Source data:
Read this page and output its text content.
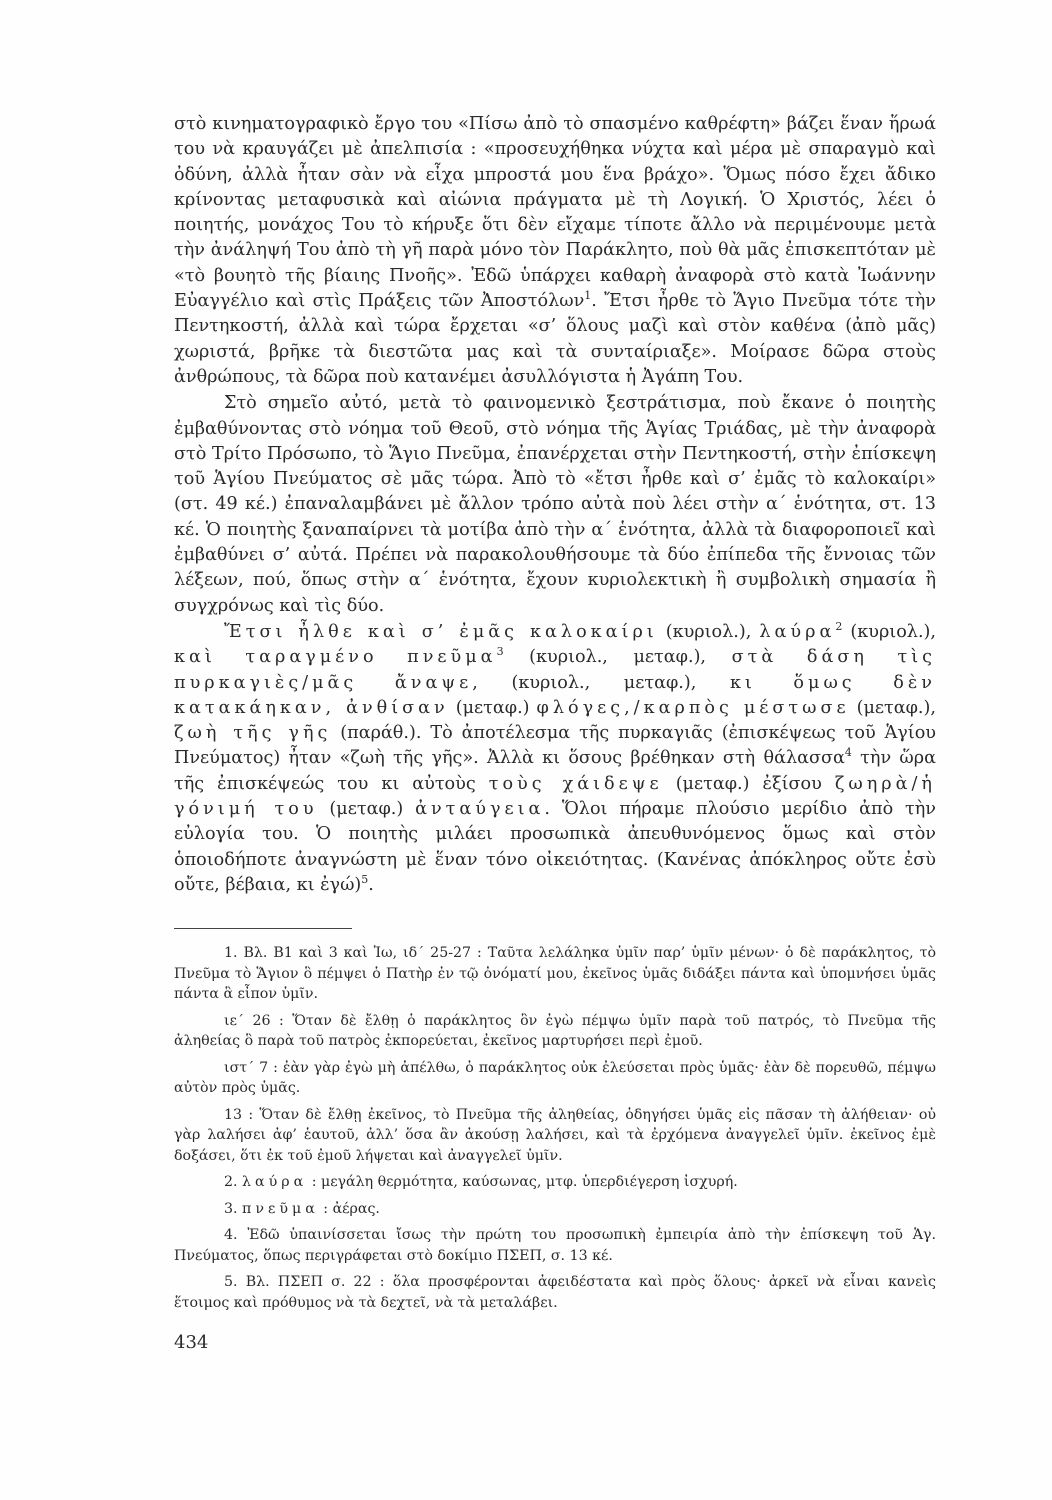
στὸ κινηματογραφικὸ ἔργο του «Πίσω ἀπὸ τὸ σπασμένο καθρέφτη» βάζει ἕναν ἥρωά του νὰ κραυγάζει μὲ ἀπελπισία : «προσευχήθηκα νύχτα καὶ μέρα μὲ σπαραγμὸ καὶ ὀδύνη, ἀλλὰ ἦταν σὰν νὰ εἶχα μπροστά μου ἕνα βράχο». Ὅμως πόσο ἔχει ἄδικο κρίνοντας μεταφυσικὰ καὶ αἰώνια πράγματα μὲ τὴ Λογική. Ὁ Χριστός, λέει ὁ ποιητής, μονάχος Του τὸ κήρυξε ὅτι δὲν εἴχαμε τίποτε ἄλλο νὰ περιμένουμε μετὰ τὴν ἀνάληψή Του ἀπὸ τὴ γῆ παρὰ μόνο τὸν Παράκλητο, ποὺ θὰ μᾶς ἐπισκεπτόταν μὲ «τὸ βουητὸ τῆς βίαιης Πνοῆς». Ἐδῶ ὑπάρχει καθαρὴ ἀναφορὰ στὸ κατὰ Ἰωάννην Εὐαγγέλιο καὶ στὶς Πράξεις τῶν Ἀποστόλων$^1$. Ἔτσι ἦρθε τὸ Ἅγιο Πνεῦμα τότε τὴν Πεντηκοστή, ἀλλὰ καὶ τώρα ἔρχεται «σ’ ὅλους μαζὶ καὶ στὸν καθένα (ἀπὸ μᾶς) χωριστά, βρῆκε τὰ διεστῶτα μας καὶ τὰ συνταίριαξε». Μοίρασε δῶρα στοὺς ἀνθρώπους, τὰ δῶρα ποὺ κατανέμει ἀσυλλόγιστα ἡ Ἀγάπη Του.

Στὸ σημεῖο αὐτό, μετὰ τὸ φαινομενικὸ ξεστράτισμα, ποὺ ἔκανε ὁ ποιητὴς ἐμβαθύνοντας στὸ νόημα τοῦ Θεοῦ, στὸ νόημα τῆς Ἁγίας Τριάδας, μὲ τὴν ἀναφορὰ στὸ Τρίτο Πρόσωπο, τὸ Ἅγιο Πνεῦμα, ἐπανέρχεται στὴν Πεντηκοστή, στὴν ἐπίσκεψη τοῦ Ἁγίου Πνεύματος σὲ μᾶς τώρα. Ἀπὸ τὸ «ἔτσι ἦρθε καὶ σ’ ἐμᾶς τὸ καλοκαίρι» (στ. 49 κέ.) ἐπαναλαμβάνει μὲ ἄλλον τρόπο αὐτὰ ποὺ λέει στὴν α΄ ἑνότητα, στ. 13 κέ. Ὁ ποιητὴς ξαναπαίρνει τὰ μοτίβα ἀπὸ τὴν α΄ ἑνότητα, ἀλλὰ τὰ διαφοροποιεῖ καὶ ἐμβαθύνει σ’ αὐτά. Πρέπει νὰ παρακολουθήσουμε τὰ δύο ἐπίπεδα τῆς ἔννοιας τῶν λέξεων, πού, ὅπως στὴν α΄ ἑνότητα, ἔχουν κυριολεκτικὴ ἢ συμβολικὴ σημασία ἢ συγχρόνως καὶ τὶς δύο.

Ἔτσι ἦλθε καὶ σ’ ἐμᾶς καλοκαίρι (κυριολ.), λαύρα$^2$ (κυριολ.), καὶ ταραγμένο πνεῦμα$^3$ (κυριολ., μεταφ.), στὰ δάση τὶς πυρκαγιὲς/μᾶς ἄναψε, (κυριολ., μεταφ.), κι ὅμως δὲν κατακάηκαν, ἀνθίσαν (μεταφ.) φλόγες,/καρπὸς μέστωσε (μεταφ.), ζωὴ τῆς γῆς (παράθ.). Τὸ ἀποτέλεσμα τῆς πυρκαγιᾶς (ἐπισκέψεως τοῦ Ἁγίου Πνεύματος) ἦταν «ζωὴ τῆς γῆς». Ἀλλὰ κι ὅσους βρέθηκαν στὴ θάλασσα$^4$ τὴν ὥρα τῆς ἐπισκέψεώς του κι αὐτοὺς τοὺς χάιδεψε (μεταφ.) ἐξίσου ζωηρὰ/ἡ γόνιμή του (μεταφ.) ἀνταύγεια. Ὅλοι πήραμε πλούσιο μερίδιο ἀπὸ τὴν εὐλογία του. Ὁ ποιητὴς μιλάει προσωπικὰ ἀπευθυνόμενος ὅμως καὶ στὸν ὁποιοδήποτε ἀναγνώστη μὲ ἕναν τόνο οἰκειότητας. (Κανένας ἀπόκληρος οὔτε ἐσὺ οὔτε, βέβαια, κι ἐγώ)$^5$.

1. Βλ. Β1 καὶ 3 καὶ Ἰω, ιδ΄ 25-27 : Ταῦτα λελάληκα ὑμῖν παρ’ ὑμῖν μένων· ὁ δὲ παράκλητος, τὸ Πνεῦμα τὸ Ἅγιον ὃ πέμψει ὁ Πατὴρ ἐν τῷ ὀνόματί μου, ἐκεῖνος ὑμᾶς διδάξει πάντα καὶ ὑπομνήσει ὑμᾶς πάντα ἃ εἶπον ὑμῖν.

ιε΄ 26 : Ὅταν δὲ ἔλθῃ ὁ παράκλητος ὃν ἐγὼ πέμψω ὑμῖν παρὰ τοῦ πατρός, τὸ Πνεῦμα τῆς ἀληθείας ὃ παρὰ τοῦ πατρὸς ἐκπορεύεται, ἐκεῖνος μαρτυρήσει περὶ ἐμοῦ.

ιστ΄ 7 : ἐὰν γὰρ ἐγὼ μὴ ἀπέλθω, ὁ παράκλητος οὐκ ἐλεύσεται πρὸς ὑμᾶς· ἐὰν δὲ πορευθῶ, πέμψω αὐτὸν πρὸς ὑμᾶς.

13 : Ὅταν δὲ ἔλθῃ ἐκεῖνος, τὸ Πνεῦμα τῆς ἀληθείας, ὁδηγήσει ὑμᾶς εἰς πᾶσαν τὴ ἀλήθειαν· οὐ γὰρ λαλήσει ἀφ’ ἑαυτοῦ, ἀλλ’ ὅσα ἂν ἀκούσῃ λαλήσει, καὶ τὰ ἐρχόμενα ἀναγγελεῖ ὑμῖν. ἐκεῖνος ἐμὲ δοξάσει, ὅτι ἐκ τοῦ ἐμοῦ λήψεται καὶ ἀναγγελεῖ ὑμῖν.

2. λαύρα : μεγάλη θερμότητα, καύσωνας, μτφ. ὑπερδιέγερση ἰσχυρή.

3. πνεῦμα : ἀέρας.

4. Ἐδῶ ὑπαινίσσεται ἴσως τὴν πρώτη του προσωπικὴ ἐμπειρία ἀπὸ τὴν ἐπίσκεψη τοῦ Ἁγ. Πνεύματος, ὅπως περιγράφεται στὸ δοκίμιο ΠΣΕΠ, σ. 13 κέ.

5. Βλ. ΠΣΕΠ σ. 22 : ὅλα προσφέρονται ἀφειδέστατα καὶ πρὸς ὅλους· ἀρκεῖ νὰ εἶναι κανεὶς ἕτοιμος καὶ πρόθυμος νὰ τὰ δεχτεῖ, νὰ τὰ μεταλάβει.

434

Goal:
Retype all of the entries exactly as written, leaving out any images.

Exercise output:
Read this page and output its text content.
στὸ κινηματογραφικὸ ἔργο του «Πίσω ἀπὸ τὸ σπασμένο καθρέφτη» βάζει ἕναν ἥρωά του νὰ κραυγάζει μὲ ἀπελπισία : «προσευχήθηκα νύχτα καὶ μέρα μὲ σπαραγμὸ καὶ ὀδύνη, ἀλλὰ ἦταν σὰν νὰ εἶχα μπροστά μου ἕνα βράχο». Ὅμως πόσο ἔχει ἄδικο κρίνοντας μεταφυσικὰ καὶ αἰώνια πράγματα μὲ τὴ Λογική. Ὁ Χριστός, λέει ὁ ποιητής, μονάχος Του τὸ κήρυξε ὅτι δὲν εἴχαμε τίποτε ἄλλο νὰ περιμένουμε μετὰ τὴν ἀνάληψή Του ἀπὸ τὴ γῆ παρὰ μόνο τὸν Παράκλητο, ποὺ θὰ μᾶς ἐπισκεπτόταν μὲ «τὸ βουητὸ τῆς βίαιης Πνοῆς». Ἐδῶ ὑπάρχει καθαρὴ ἀναφορὰ στὸ κατὰ Ἰωάννην Εὐαγγέλιο καὶ στὶς Πράξεις τῶν Ἀποστόλων$^1$. Ἔτσι ἦρθε τὸ Ἅγιο Πνεῦμα τότε τὴν Πεντηκοστή, ἀλλὰ καὶ τώρα ἔρχεται «σ’ ὅλους μαζὶ καὶ στὸν καθένα (ἀπὸ μᾶς) χωριστά, βρῆκε τὰ διεστῶτα μας καὶ τὰ συνταίριαξε». Μοίρασε δῶρα στοὺς ἀνθρώπους, τὰ δῶρα ποὺ κατανέμει ἀσυλλόγιστα ἡ Ἀγάπη Του.

Στὸ σημεῖο αὐτό, μετὰ τὸ φαινομενικὸ ξεστράτισμα, ποὺ ἔκανε ὁ ποιητὴς ἐμβαθύνοντας στὸ νόημα τοῦ Θεοῦ, στὸ νόημα τῆς Ἁγίας Τριάδας, μὲ τὴν ἀναφορὰ στὸ Τρίτο Πρόσωπο, τὸ Ἅγιο Πνεῦμα, ἐπανέρχεται στὴν Πεντηκοστή, στὴν ἐπίσκεψη τοῦ Ἁγίου Πνεύματος σὲ μᾶς τώρα. Ἀπὸ τὸ «ἔτσι ἦρθε καὶ σ’ ἐμᾶς τὸ καλοκαίρι» (στ. 49 κέ.) ἐπαναλαμβάνει μὲ ἄλλον τρόπο αὐτὰ ποὺ λέει στὴν α΄ ἑνότητα, στ. 13 κέ. Ὁ ποιητὴς ξαναπαίρνει τὰ μοτίβα ἀπὸ τὴν α΄ ἑνότητα, ἀλλὰ τὰ διαφοροποιεῖ καὶ ἐμβαθύνει σ’ αὐτά. Πρέπει νὰ παρακολουθήσουμε τὰ δύο ἐπίπεδα τῆς ἔννοιας τῶν λέξεων, πού, ὅπως στὴν α΄ ἑνότητα, ἔχουν κυριολεκτικὴ ἢ συμβολικὴ σημασία ἢ συγχρόνως καὶ τὶς δύο.

Ἔτσι ἦλθε καὶ σ’ ἐμᾶς καλοκαίρι (κυριολ.), λαύρα$^2$ (κυριολ.), καὶ ταραγμένο πνεῦμα$^3$ (κυριολ., μεταφ.), στὰ δάση τὶς πυρκαγιὲς/μᾶς ἄναψε, (κυριολ., μεταφ.), κι ὅμως δὲν κατακάηκαν, ἀνθίσαν (μεταφ.) φλόγες,/καρπὸς μέστωσε (μεταφ.), ζωὴ τῆς γῆς (παράθ.). Τὸ ἀποτέλεσμα τῆς πυρκαγιᾶς (ἐπισκέψεως τοῦ Ἁγίου Πνεύματος) ἦταν «ζωὴ τῆς γῆς». Ἀλλὰ κι ὅσους βρέθηκαν στὴ θάλασσα$^4$ τὴν ὥρα τῆς ἐπισκέψεώς του κι αὐτοὺς τοὺς χάιδεψε (μεταφ.) ἐξίσου ζωηρὰ/ἡ γόνιμή του (μεταφ.) ἀνταύγεια. Ὅλοι πήραμε πλούσιο μερίδιο ἀπὸ τὴν εὐλογία του. Ὁ ποιητὴς μιλάει προσωπικὰ ἀπευθυνόμενος ὅμως καὶ στὸν ὁποιοδήποτε ἀναγνώστη μὲ ἕναν τόνο οἰκειότητας. (Κανένας ἀπόκληρος οὔτε ἐσὺ οὔτε, βέβαια, κι ἐγώ)$^5$.

1. Βλ. Β1 καὶ 3 καὶ Ἰω, ιδ΄ 25-27 : Ταῦτα λελάληκα ὑμῖν παρ’ ὑμῖν μένων· ὁ δὲ παράκλητος, τὸ Πνεῦμα τὸ Ἅγιον ὃ πέμψει ὁ Πατὴρ ἐν τῷ ὀνόματί μου, ἐκεῖνος ὑμᾶς διδάξει πάντα καὶ ὑπομνήσει ὑμᾶς πάντα ἃ εἶπον ὑμῖν.

ιε΄ 26 : Ὅταν δὲ ἔλθῃ ὁ παράκλητος ὃν ἐγὼ πέμψω ὑμῖν παρὰ τοῦ πατρός, τὸ Πνεῦμα τῆς ἀληθείας ὃ παρὰ τοῦ πατρὸς ἐκπορεύεται, ἐκεῖνος μαρτυρήσει περὶ ἐμοῦ.

ιστ΄ 7 : ἐὰν γὰρ ἐγὼ μὴ ἀπέλθω, ὁ παράκλητος οὐκ ἐλεύσεται πρὸς ὑμᾶς· ἐὰν δὲ πορευθῶ, πέμψω αὐτὸν πρὸς ὑμᾶς.

13 : Ὅταν δὲ ἔλθῃ ἐκεῖνος, τὸ Πνεῦμα τῆς ἀληθείας, ὁδηγήσει ὑμᾶς εἰς πᾶσαν τὴ ἀλήθειαν· οὐ γὰρ λαλήσει ἀφ’ ἑαυτοῦ, ἀλλ’ ὅσα ἂν ἀκούσῃ λαλήσει, καὶ τὰ ἐρχόμενα ἀναγγελεῖ ὑμῖν. ἐκεῖνος ἐμὲ δοξάσει, ὅτι ἐκ τοῦ ἐμοῦ λήψεται καὶ ἀναγγελεῖ ὑμῖν.

2. λαύρα : μεγάλη θερμότητα, καύσωνας, μτφ. ὑπερδιέγερση ἰσχυρή.

3. πνεῦμα : ἀέρας.

4. Ἐδῶ ὑπαινίσσεται ἴσως τὴν πρώτη του προσωπικὴ ἐμπειρία ἀπὸ τὴν ἐπίσκεψη τοῦ Ἁγ. Πνεύματος, ὅπως περιγράφεται στὸ δοκίμιο ΠΣΕΠ, σ. 13 κέ.

5. Βλ. ΠΣΕΠ σ. 22 : ὅλα προσφέρονται ἀφειδέστατα καὶ πρὸς ὅλους· ἀρκεῖ νὰ εἶναι κανεὶς ἕτοιμος καὶ πρόθυμος νὰ τὰ δεχτεῖ, νὰ τὰ μεταλάβει.

434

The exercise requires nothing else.